PROBLEM DESCRIPTION:
Restate the data exactly as given and keep the pictures out.

(Raw records)
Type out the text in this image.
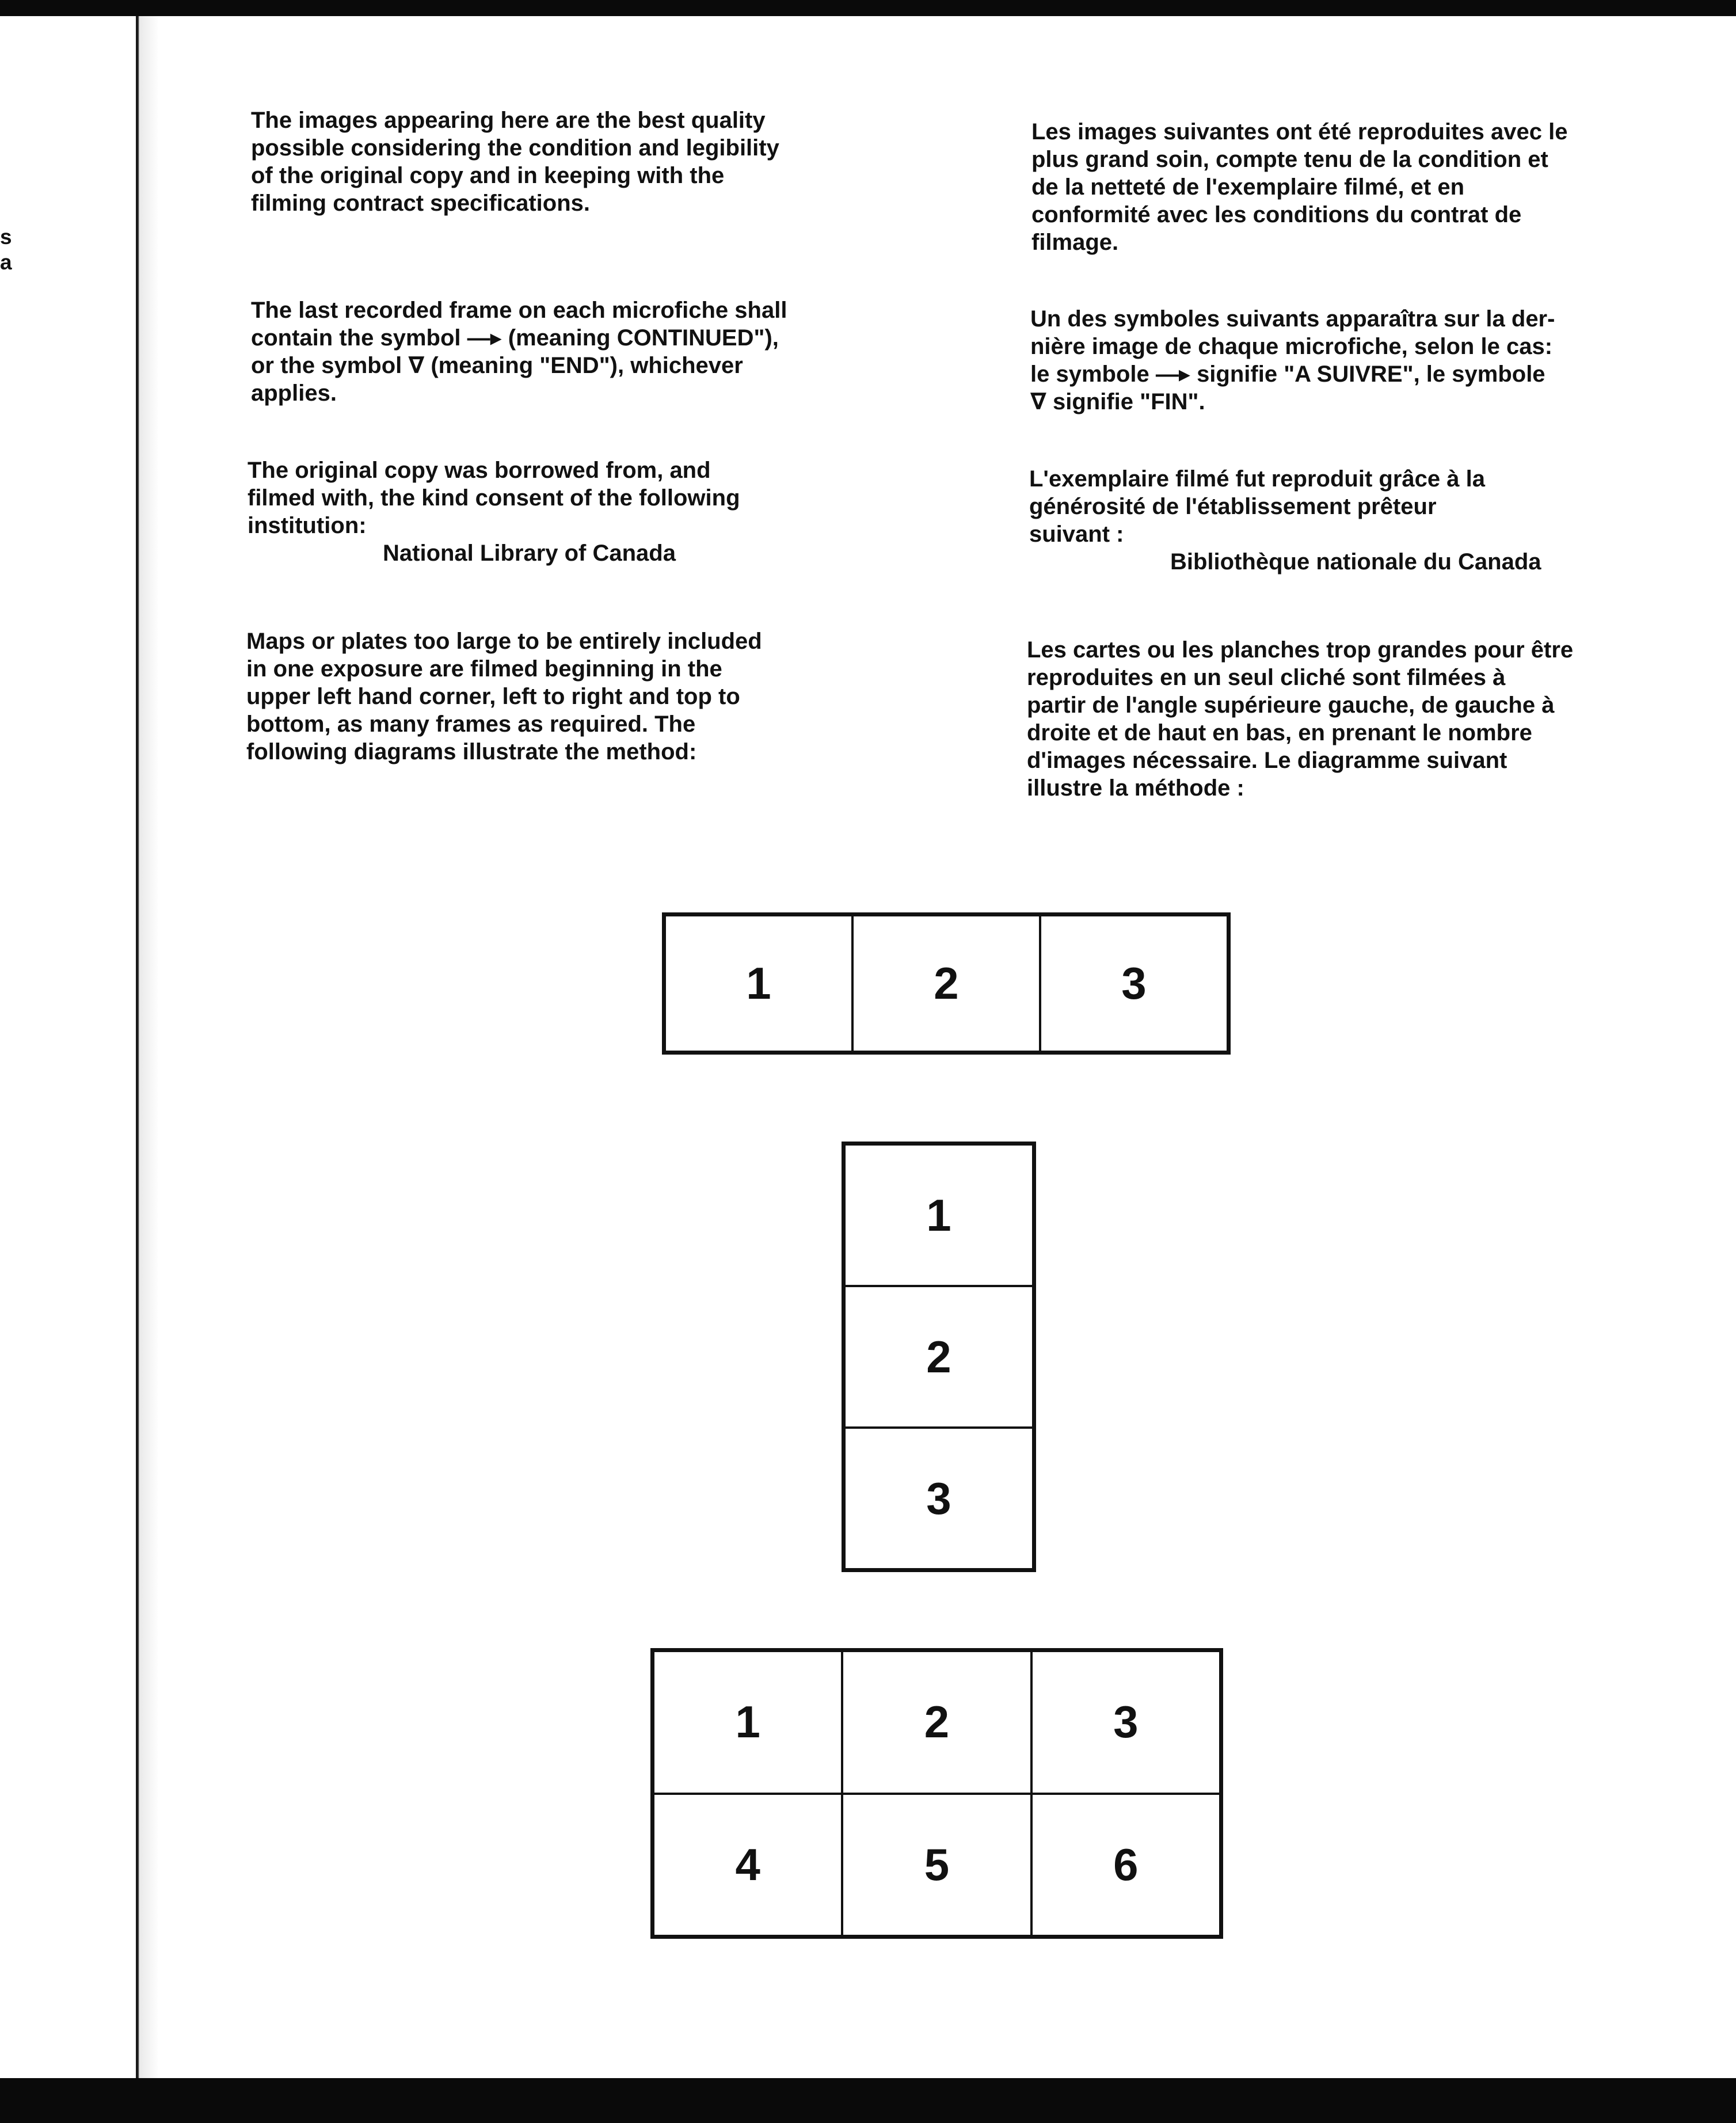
s
a
The images appearing here are the best quality
possible considering the condition and legibility
of the original copy and in keeping with the
filming contract specifications.
The last recorded frame on each microfiche shall
contain the symbol —▸ (meaning CONTINUED"),
or the symbol ∇ (meaning "END"), whichever
applies.
The original copy was borrowed from, and
filmed with, the kind consent of the following
institution:
National Library of Canada
Maps or plates too large to be entirely included
in one exposure are filmed beginning in the
upper left hand corner, left to right and top to
bottom, as many frames as required. The
following diagrams illustrate the method:
Les images suivantes ont été reproduites avec le
plus grand soin, compte tenu de la condition et
de la netteté de l'exemplaire filmé, et en
conformité avec les conditions du contrat de
filmage.
Un des symboles suivants apparaîtra sur la der-
nière image de chaque microfiche, selon le cas:
le symbole —▸ signifie "A SUIVRE", le symbole
∇ signifie "FIN".
L'exemplaire filmé fut reproduit grâce à la
générosité de l'établissement prêteur
suivant :
Bibliothèque nationale du Canada
Les cartes ou les planches trop grandes pour être
reproduites en un seul cliché sont filmées à
partir de l'angle supérieure gauche, de gauche à
droite et de haut en bas, en prenant le nombre
d'images nécessaire. Le diagramme suivant
illustre la méthode :
1	2	3
1
2
3
1	2	3
4	5	6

FULL SOLUTION:
Type out the text in this image.
s
a
The images appearing here are the best quality
possible considering the condition and legibility
of the original copy and in keeping with the
filming contract specifications.
The last recorded frame on each microfiche shall
contain the symbol —▸ (meaning CONTINUED"),
or the symbol ∇ (meaning "END"), whichever
applies.
The original copy was borrowed from, and
filmed with, the kind consent of the following
institution:
National Library of Canada
Maps or plates too large to be entirely included
in one exposure are filmed beginning in the
upper left hand corner, left to right and top to
bottom, as many frames as required. The
following diagrams illustrate the method:
Les images suivantes ont été reproduites avec le
plus grand soin, compte tenu de la condition et
de la netteté de l'exemplaire filmé, et en
conformité avec les conditions du contrat de
filmage.
Un des symboles suivants apparaîtra sur la der-
nière image de chaque microfiche, selon le cas:
le symbole —▸ signifie "A SUIVRE", le symbole
∇ signifie "FIN".
L'exemplaire filmé fut reproduit grâce à la
générosité de l'établissement prêteur
suivant :
Bibliothèque nationale du Canada
Les cartes ou les planches trop grandes pour être
reproduites en un seul cliché sont filmées à
partir de l'angle supérieure gauche, de gauche à
droite et de haut en bas, en prenant le nombre
d'images nécessaire. Le diagramme suivant
illustre la méthode :
1	2	3
1
2
3
1	2	3
4	5	6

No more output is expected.